TO DO - Copy the data word for word, keeping every line.

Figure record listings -
━━━━

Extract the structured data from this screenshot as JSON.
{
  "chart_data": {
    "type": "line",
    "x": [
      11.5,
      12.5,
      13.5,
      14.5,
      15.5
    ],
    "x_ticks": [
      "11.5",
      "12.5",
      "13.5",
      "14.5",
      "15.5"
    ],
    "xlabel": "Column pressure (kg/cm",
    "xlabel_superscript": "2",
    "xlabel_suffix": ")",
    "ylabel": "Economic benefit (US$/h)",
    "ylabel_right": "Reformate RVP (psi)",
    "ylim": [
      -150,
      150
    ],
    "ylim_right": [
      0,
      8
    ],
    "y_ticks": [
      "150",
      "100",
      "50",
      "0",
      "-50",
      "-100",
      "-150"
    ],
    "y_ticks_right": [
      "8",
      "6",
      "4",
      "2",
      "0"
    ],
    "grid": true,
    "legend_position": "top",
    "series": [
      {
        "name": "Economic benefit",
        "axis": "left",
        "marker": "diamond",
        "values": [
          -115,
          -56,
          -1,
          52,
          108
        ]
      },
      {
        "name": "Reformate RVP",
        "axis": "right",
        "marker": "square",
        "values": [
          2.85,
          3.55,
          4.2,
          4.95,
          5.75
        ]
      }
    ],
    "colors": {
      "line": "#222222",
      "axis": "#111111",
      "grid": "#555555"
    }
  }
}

━━━━

FULL ANSWER -
Extract the structured data from this screenshot as JSON.
{
  "chart_data": {
    "type": "line",
    "x": [
      11.5,
      12.5,
      13.5,
      14.5,
      15.5
    ],
    "x_ticks": [
      "11.5",
      "12.5",
      "13.5",
      "14.5",
      "15.5"
    ],
    "xlabel": "Column pressure (kg/cm",
    "xlabel_superscript": "2",
    "xlabel_suffix": ")",
    "ylabel": "Economic benefit (US$/h)",
    "ylabel_right": "Reformate RVP (psi)",
    "ylim": [
      -150,
      150
    ],
    "ylim_right": [
      0,
      8
    ],
    "y_ticks": [
      "150",
      "100",
      "50",
      "0",
      "-50",
      "-100",
      "-150"
    ],
    "y_ticks_right": [
      "8",
      "6",
      "4",
      "2",
      "0"
    ],
    "grid": true,
    "legend_position": "top",
    "series": [
      {
        "name": "Economic benefit",
        "axis": "left",
        "marker": "diamond",
        "values": [
          -115,
          -56,
          -1,
          52,
          108
        ]
      },
      {
        "name": "Reformate RVP",
        "axis": "right",
        "marker": "square",
        "values": [
          2.85,
          3.55,
          4.2,
          4.95,
          5.75
        ]
      }
    ],
    "colors": {
      "line": "#222222",
      "axis": "#111111",
      "grid": "#555555"
    }
  }
}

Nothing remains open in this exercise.